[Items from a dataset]
□ □ □ □ □ □ □

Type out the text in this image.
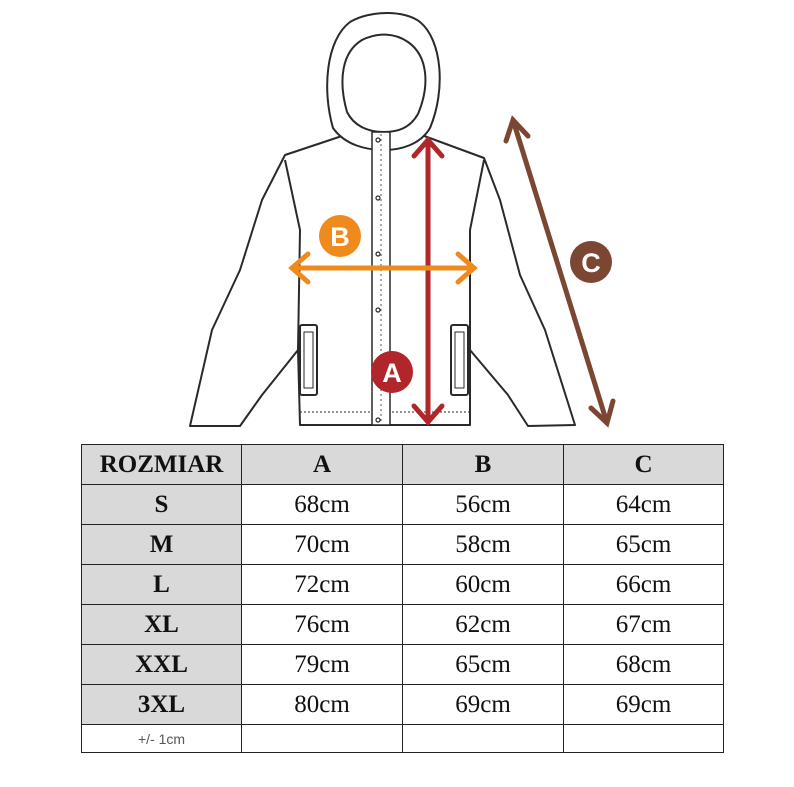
A
B
C
ROZMIAR	A	B	C
S	68cm	56cm	64cm
M	70cm	58cm	65cm
L	72cm	60cm	66cm
XL	76cm	62cm	67cm
XXL	79cm	65cm	68cm
3XL	80cm	69cm	69cm
+/- 1cm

□ □ □ □ □ □ □

* _EXERCISE OBJECTIVE_
All records must be output exactly as they are, except for the pictures, which are left out.

* _ANSWER TO THE PROBLEM_
Type out the text in this image.
A
B
C
ROZMIAR	A	B	C
S	68cm	56cm	64cm
M	70cm	58cm	65cm
L	72cm	60cm	66cm
XL	76cm	62cm	67cm
XXL	79cm	65cm	68cm
3XL	80cm	69cm	69cm
+/- 1cm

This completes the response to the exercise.